**Working data:**
*-*-*

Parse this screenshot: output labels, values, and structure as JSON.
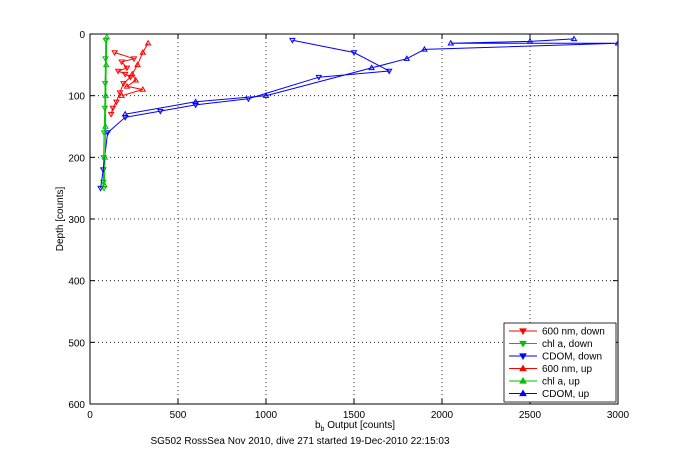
{
  "chart_data": {
    "type": "scatter",
    "xlabel": "b",
    "xlabel_sub": "b",
    "xlabel_rest": " Output [counts]",
    "ylabel": "Depth [counts]",
    "caption": "SG502 RossSea Nov 2010, dive 271 started 19-Dec-2010 22:15:03",
    "xlim": [
      0,
      3000
    ],
    "ylim": [
      0,
      600
    ],
    "y_reversed": true,
    "grid": true,
    "legend_position": "bottom-right",
    "xticks": [
      0,
      500,
      1000,
      1500,
      2000,
      2500,
      3000
    ],
    "yticks": [
      0,
      100,
      200,
      300,
      400,
      500,
      600
    ],
    "series": [
      {
        "name": "600 nm, down",
        "color": "#ff0000",
        "marker": "triangle-down",
        "points": [
          [
            140,
            30
          ],
          [
            180,
            45
          ],
          [
            210,
            55
          ],
          [
            160,
            60
          ],
          [
            230,
            70
          ],
          [
            190,
            80
          ],
          [
            250,
            40
          ],
          [
            170,
            95
          ],
          [
            150,
            110
          ],
          [
            130,
            120
          ],
          [
            200,
            65
          ],
          [
            120,
            130
          ]
        ]
      },
      {
        "name": "chl a, down",
        "color": "#00c000",
        "marker": "triangle-down",
        "points": [
          [
            90,
            10
          ],
          [
            88,
            40
          ],
          [
            86,
            80
          ],
          [
            84,
            120
          ],
          [
            80,
            160
          ],
          [
            78,
            200
          ],
          [
            76,
            240
          ],
          [
            80,
            250
          ]
        ]
      },
      {
        "name": "CDOM, down",
        "color": "#0000ff",
        "marker": "triangle-down",
        "points": [
          [
            1150,
            10
          ],
          [
            1500,
            30
          ],
          [
            1700,
            60
          ],
          [
            1300,
            70
          ],
          [
            900,
            105
          ],
          [
            600,
            115
          ],
          [
            400,
            125
          ],
          [
            200,
            135
          ],
          [
            100,
            160
          ],
          [
            75,
            220
          ],
          [
            60,
            250
          ]
        ]
      },
      {
        "name": "600 nm, up",
        "color": "#ff0000",
        "marker": "triangle-up",
        "points": [
          [
            330,
            15
          ],
          [
            300,
            30
          ],
          [
            270,
            50
          ],
          [
            240,
            65
          ],
          [
            210,
            85
          ],
          [
            180,
            100
          ],
          [
            300,
            90
          ],
          [
            260,
            75
          ]
        ]
      },
      {
        "name": "chl a, up",
        "color": "#00c000",
        "marker": "triangle-up",
        "points": [
          [
            95,
            5
          ],
          [
            92,
            50
          ],
          [
            90,
            100
          ],
          [
            88,
            150
          ],
          [
            85,
            200
          ],
          [
            82,
            245
          ]
        ]
      },
      {
        "name": "CDOM, up",
        "color": "#0000ff",
        "marker": "triangle-up",
        "points": [
          [
            2050,
            15
          ],
          [
            2500,
            12
          ],
          [
            2750,
            8
          ],
          [
            3000,
            15
          ],
          [
            1900,
            25
          ],
          [
            1800,
            40
          ],
          [
            1600,
            55
          ],
          [
            1000,
            100
          ],
          [
            600,
            110
          ],
          [
            200,
            130
          ]
        ]
      }
    ]
  }
}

*-*-*

Find each line holding the string "counts" and copy it out.

**Response for this exercise:**
    "xlabel_rest": " Output [counts]",
    "ylabel": "Depth [counts]",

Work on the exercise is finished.